John is probably using fibre.

My google name servers ns1 to ns4 tell me

in 55 ms

One of yhem gave me an IP :

in 26 ms

@kempain said in Slow DNS after 22.05:

Key metric seems to be total recursion time so try:

I've

total.num.queries=17629
total.num.queries_ip_ratelimited=0
total.num.cachehits=11918
total.num.cachemiss=5711
total.num.prefetch=6157
total.num.expired=5857
total.num.recursivereplies=5711
total.requestlist.avg=3.53632
total.requestlist.max=62
total.requestlist.overwritten=0
total.requestlist.exceeded=0
total.requestlist.current.all=0
total.requestlist.current.user=0
total.recursion.time.avg=0.437151
total.recursion.time.median=0.105229
total.tcpusage=0

and guess what : I don't care.
I've activated

so, ones in the unbound cache, unbound gets a fresh copy of that host when it times (TTL) out, ready to be served on my local lans if needed == no more waiting. I keep the initial '100 ms' delay' and then it's over for that host.

johnpoz

@gertjan fiber I wish ;) just cable connection

I keep checking for fiber options - what I would really like is the symmetrical connection. Limited to 50mbps up vs my 500 down. More up would help with my plex server to friends and family.. They have a gig plan but it doesn't get you more up, so not worth the extra money - 500 is more than adequate for down for my needs.

Yeah the prefetch option can help especially if your having longer resolve times than typical. I think it ties really good with the serve 0 option.. I am not a fan of these really short ttls many records are going with 30 seconds, 60 seconds - get out of here, there is no need for that other than you wanting to track something.. I have my min ttl set for 3600 seconds (1 hour) and have never ran into any issues with it.

PCOL IT Admin

Another report of DNS resolving prob's after 22.05-RELEASE upgrade (on a 3100 unit)... Had absolutely no issues before the upgrade (did last weekend); after the upgrade, many issues with slow/failed website rendering, app launch failures, etc. -- finally yesterday I applied the "DNS Query Forwarding > Enable Forwarding Mode = yes" option in the Services > DNS Resolver > General Settings GUI, and boom - problem gone... Will try the do-ip6: no server option and undo the forwarding, and see how I make out. But I do think some problem got introduced in the 22.05 version of unbound (1.15.0) that got shipped, perhaps only affecting the ARM platform.

Kempain

Really appreciate all the help, thanks @johnpoz , @Gertjan and others.

Still going strong here with really low recursion averages and speedy response times now so fingers and toes crossed it seems to be resolved for me at least.

→ Data excerpts
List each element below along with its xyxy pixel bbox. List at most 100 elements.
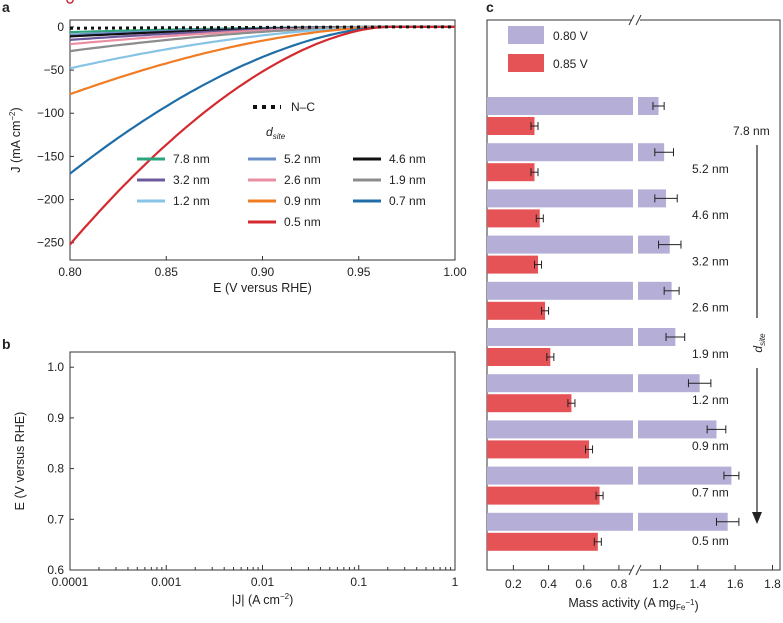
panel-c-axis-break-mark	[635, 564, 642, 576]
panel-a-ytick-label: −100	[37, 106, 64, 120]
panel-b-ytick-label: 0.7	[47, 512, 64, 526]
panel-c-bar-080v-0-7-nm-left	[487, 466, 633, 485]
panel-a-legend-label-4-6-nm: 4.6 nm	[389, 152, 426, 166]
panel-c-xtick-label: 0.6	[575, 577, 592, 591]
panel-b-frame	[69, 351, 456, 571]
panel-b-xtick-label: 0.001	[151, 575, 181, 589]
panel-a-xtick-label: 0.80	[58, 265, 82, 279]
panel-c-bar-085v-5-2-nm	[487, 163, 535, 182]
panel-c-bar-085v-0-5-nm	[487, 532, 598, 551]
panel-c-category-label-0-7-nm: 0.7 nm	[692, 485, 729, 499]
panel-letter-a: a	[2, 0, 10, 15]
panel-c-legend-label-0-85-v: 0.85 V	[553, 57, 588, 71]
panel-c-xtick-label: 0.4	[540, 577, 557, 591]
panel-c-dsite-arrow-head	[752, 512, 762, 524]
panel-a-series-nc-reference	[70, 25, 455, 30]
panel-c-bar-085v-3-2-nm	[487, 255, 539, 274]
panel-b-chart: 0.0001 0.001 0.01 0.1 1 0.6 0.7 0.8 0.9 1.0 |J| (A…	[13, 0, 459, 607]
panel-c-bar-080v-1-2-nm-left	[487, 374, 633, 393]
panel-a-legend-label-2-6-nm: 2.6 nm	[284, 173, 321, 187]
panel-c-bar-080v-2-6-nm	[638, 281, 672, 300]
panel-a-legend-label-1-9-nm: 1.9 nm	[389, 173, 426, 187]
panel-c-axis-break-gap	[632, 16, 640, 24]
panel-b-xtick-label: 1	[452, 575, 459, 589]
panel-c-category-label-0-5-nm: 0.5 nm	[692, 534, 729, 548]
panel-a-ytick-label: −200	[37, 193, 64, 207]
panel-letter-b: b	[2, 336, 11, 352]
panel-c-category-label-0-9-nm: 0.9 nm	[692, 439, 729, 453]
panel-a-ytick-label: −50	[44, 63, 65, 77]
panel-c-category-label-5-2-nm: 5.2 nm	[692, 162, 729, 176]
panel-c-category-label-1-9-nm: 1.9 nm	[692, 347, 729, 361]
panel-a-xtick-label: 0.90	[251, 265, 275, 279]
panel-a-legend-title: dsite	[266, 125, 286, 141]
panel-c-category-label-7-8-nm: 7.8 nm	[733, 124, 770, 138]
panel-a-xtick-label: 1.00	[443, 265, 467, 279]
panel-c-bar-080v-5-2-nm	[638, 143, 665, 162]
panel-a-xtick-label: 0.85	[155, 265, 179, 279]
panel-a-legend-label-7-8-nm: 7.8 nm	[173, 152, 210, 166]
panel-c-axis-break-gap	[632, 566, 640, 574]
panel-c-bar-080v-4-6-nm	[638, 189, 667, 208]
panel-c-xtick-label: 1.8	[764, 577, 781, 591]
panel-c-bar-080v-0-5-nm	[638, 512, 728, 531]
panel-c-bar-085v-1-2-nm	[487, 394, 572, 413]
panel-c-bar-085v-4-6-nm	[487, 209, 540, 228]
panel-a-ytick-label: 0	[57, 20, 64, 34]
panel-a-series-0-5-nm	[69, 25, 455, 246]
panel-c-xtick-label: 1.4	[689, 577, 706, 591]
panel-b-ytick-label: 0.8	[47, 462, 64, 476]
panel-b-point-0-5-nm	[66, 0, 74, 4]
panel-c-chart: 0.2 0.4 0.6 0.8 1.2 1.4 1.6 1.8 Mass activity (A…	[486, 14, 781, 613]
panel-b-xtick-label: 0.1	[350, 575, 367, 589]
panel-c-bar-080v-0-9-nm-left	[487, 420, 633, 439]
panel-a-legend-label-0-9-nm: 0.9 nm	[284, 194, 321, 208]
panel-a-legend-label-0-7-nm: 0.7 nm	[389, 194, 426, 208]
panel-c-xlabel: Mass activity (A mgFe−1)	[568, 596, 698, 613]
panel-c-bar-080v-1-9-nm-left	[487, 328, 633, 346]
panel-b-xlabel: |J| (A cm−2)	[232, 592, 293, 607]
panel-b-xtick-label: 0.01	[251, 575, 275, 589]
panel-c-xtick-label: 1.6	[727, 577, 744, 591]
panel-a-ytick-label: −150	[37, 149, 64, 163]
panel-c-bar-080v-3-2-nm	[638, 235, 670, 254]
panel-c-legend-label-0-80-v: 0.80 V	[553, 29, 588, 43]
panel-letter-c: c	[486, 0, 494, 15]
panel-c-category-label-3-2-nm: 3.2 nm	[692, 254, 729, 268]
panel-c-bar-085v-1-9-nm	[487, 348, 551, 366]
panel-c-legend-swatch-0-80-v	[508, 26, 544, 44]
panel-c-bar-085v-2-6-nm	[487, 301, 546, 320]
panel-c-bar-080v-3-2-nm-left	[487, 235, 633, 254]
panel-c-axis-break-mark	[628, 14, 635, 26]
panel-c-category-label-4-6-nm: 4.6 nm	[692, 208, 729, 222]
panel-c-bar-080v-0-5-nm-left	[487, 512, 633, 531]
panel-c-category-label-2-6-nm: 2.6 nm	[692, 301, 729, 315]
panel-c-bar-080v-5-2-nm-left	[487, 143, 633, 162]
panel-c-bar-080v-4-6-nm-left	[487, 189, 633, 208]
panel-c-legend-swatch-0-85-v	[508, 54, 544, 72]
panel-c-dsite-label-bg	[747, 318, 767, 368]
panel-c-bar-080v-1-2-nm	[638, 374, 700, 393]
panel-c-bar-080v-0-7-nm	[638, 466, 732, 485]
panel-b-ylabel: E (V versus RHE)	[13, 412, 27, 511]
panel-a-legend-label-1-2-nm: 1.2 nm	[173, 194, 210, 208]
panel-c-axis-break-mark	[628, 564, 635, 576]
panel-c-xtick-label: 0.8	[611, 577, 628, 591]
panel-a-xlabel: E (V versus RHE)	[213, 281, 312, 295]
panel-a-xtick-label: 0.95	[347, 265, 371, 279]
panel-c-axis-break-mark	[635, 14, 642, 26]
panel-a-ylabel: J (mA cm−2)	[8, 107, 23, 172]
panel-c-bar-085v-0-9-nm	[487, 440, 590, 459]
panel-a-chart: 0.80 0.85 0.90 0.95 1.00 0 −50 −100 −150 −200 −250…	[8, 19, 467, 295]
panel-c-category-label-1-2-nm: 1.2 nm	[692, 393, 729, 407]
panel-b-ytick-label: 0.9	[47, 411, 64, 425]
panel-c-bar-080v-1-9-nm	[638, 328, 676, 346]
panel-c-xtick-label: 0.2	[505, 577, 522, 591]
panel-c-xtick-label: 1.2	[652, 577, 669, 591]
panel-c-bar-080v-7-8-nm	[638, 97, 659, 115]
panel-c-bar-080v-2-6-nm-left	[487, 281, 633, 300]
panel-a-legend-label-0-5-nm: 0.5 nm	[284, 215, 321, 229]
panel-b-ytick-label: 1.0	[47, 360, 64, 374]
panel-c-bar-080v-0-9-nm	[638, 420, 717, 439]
* * *
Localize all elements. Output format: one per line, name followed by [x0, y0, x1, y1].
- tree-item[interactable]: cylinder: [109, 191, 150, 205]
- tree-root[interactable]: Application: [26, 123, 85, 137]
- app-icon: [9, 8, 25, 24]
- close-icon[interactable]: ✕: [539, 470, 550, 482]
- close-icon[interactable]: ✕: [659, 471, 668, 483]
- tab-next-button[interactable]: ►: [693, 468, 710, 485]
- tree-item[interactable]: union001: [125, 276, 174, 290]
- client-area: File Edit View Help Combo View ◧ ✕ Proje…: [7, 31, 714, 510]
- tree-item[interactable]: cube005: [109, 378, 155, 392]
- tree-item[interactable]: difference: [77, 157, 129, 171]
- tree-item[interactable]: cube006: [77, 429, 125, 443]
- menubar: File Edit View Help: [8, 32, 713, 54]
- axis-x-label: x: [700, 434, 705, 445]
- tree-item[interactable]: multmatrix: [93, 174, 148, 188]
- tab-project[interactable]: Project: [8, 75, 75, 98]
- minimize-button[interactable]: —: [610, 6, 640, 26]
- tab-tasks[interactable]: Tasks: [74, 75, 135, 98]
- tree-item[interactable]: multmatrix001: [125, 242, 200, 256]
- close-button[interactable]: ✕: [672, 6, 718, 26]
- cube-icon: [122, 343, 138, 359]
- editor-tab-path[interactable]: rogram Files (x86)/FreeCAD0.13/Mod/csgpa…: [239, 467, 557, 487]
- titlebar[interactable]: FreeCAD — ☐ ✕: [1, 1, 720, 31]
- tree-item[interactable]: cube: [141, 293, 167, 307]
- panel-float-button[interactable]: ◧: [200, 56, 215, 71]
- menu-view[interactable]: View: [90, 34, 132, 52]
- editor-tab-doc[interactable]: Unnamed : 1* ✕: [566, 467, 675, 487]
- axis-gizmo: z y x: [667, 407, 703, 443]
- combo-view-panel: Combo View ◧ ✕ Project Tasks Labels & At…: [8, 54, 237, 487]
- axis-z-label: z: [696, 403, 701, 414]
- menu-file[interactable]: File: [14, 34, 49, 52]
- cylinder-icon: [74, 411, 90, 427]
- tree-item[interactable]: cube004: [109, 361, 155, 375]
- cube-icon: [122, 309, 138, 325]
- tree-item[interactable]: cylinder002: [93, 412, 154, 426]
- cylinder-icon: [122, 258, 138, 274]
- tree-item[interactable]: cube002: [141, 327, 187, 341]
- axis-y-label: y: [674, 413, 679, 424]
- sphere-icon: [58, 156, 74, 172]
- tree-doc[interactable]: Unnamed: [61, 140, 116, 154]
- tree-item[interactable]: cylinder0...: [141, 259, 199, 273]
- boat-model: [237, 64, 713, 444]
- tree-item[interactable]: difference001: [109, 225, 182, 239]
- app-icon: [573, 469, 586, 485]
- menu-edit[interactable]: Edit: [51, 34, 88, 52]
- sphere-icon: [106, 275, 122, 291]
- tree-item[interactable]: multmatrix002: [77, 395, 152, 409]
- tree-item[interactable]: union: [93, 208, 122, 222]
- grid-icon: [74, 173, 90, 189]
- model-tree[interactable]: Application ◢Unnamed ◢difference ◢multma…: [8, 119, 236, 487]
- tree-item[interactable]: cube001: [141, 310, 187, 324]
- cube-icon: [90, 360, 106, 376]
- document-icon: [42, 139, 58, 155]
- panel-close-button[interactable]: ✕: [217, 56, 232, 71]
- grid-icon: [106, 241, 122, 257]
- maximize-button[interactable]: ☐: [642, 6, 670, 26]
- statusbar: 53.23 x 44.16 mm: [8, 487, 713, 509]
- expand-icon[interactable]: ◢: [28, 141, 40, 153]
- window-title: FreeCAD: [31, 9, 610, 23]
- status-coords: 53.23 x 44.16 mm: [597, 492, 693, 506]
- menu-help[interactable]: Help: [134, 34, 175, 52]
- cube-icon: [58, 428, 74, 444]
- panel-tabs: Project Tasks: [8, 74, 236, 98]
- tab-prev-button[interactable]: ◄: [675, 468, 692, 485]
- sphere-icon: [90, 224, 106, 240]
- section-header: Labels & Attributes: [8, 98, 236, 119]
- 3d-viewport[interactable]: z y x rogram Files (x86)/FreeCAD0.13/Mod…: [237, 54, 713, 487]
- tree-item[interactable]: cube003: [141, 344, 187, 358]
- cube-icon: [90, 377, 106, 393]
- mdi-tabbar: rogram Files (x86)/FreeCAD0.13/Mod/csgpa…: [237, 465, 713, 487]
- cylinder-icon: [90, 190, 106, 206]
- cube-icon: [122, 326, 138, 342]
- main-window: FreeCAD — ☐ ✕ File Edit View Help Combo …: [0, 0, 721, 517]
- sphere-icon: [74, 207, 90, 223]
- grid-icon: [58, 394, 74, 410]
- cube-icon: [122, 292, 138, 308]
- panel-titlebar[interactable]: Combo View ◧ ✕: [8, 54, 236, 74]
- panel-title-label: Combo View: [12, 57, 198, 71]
--
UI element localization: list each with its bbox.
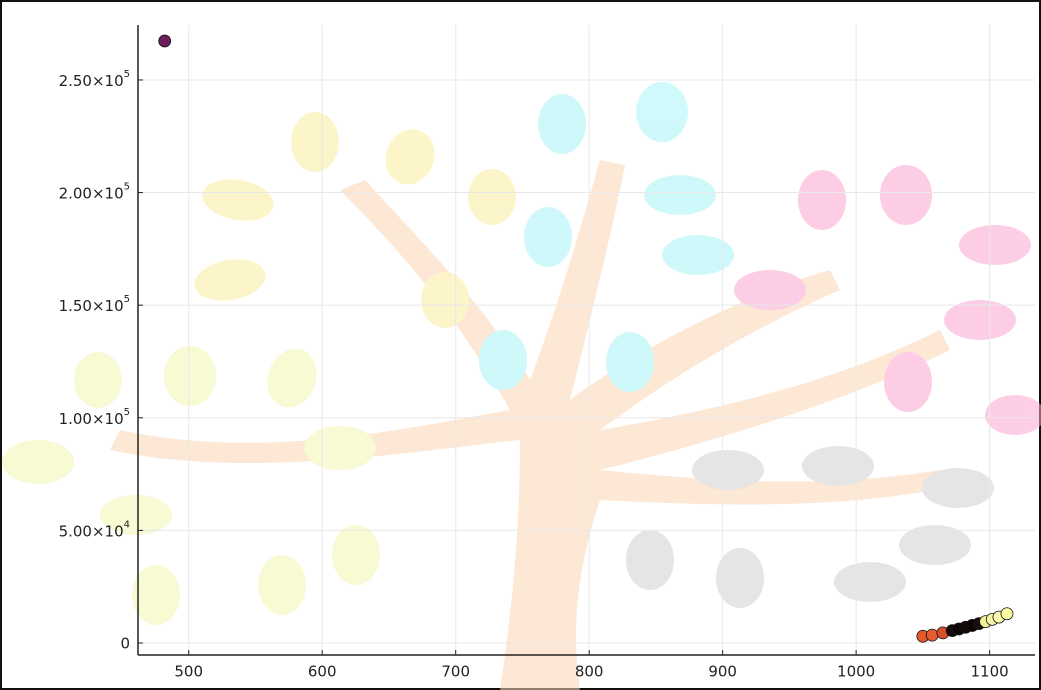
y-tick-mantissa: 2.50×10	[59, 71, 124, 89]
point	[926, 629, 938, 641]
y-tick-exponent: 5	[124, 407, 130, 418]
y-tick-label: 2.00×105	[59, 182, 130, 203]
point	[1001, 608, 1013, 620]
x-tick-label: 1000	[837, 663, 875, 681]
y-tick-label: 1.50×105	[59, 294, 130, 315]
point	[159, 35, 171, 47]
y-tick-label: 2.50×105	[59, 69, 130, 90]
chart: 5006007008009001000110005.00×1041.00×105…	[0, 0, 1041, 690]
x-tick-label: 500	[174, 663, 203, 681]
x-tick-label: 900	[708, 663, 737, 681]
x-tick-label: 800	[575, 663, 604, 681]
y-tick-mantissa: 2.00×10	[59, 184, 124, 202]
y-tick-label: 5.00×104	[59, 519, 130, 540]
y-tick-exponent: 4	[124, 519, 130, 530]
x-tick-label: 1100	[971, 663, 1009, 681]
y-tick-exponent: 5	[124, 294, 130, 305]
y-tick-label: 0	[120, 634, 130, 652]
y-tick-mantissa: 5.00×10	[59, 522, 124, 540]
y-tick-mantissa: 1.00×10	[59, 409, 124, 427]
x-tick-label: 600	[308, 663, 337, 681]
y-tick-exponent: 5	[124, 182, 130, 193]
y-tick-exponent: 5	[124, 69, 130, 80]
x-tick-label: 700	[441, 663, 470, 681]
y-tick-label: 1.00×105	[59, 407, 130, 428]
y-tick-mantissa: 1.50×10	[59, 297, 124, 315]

→ Complete the following
1) Translate this sentence from the DNS forum thread into Spanish: "I keep checking for fiber options - what I would really like is the symmetrical connection."
2) Continue the DNS forum thread from its last post.

→ Task-by-task answers
1) Sigo buscando opciones de fibra; lo que realmente me gustaría es la conexión simétrica.

2)
Still a question as to why it was fine in the previous version but it was probably caused by me mis-configuring IPv6 and not disabling it fully. Need to spend some time learning about IPv6 as I initially disabled it so I didn't have to worry about IPv6 firewall rules between VLANS that I'm trying to segregate. Assume there will be some things that may require IPv6 these days so I probably shouldn't be blocking it anyway.

Kempain

@pcol-it-admin said in Slow DNS after 22.05:

perhaps only affecting the ARM platform

I'm on intel and it impacted me

johnpoz

@kempain yeah those times look way way better.

There are so many variables at play here, its quite possible there is something in this version that presents itself different with some flaky IPv6 setup.. There was a thread posted by I believe bmeeks that mentioned the do-ip6 no setting related to what others (non pfsense users) were seeing with this version of unbound.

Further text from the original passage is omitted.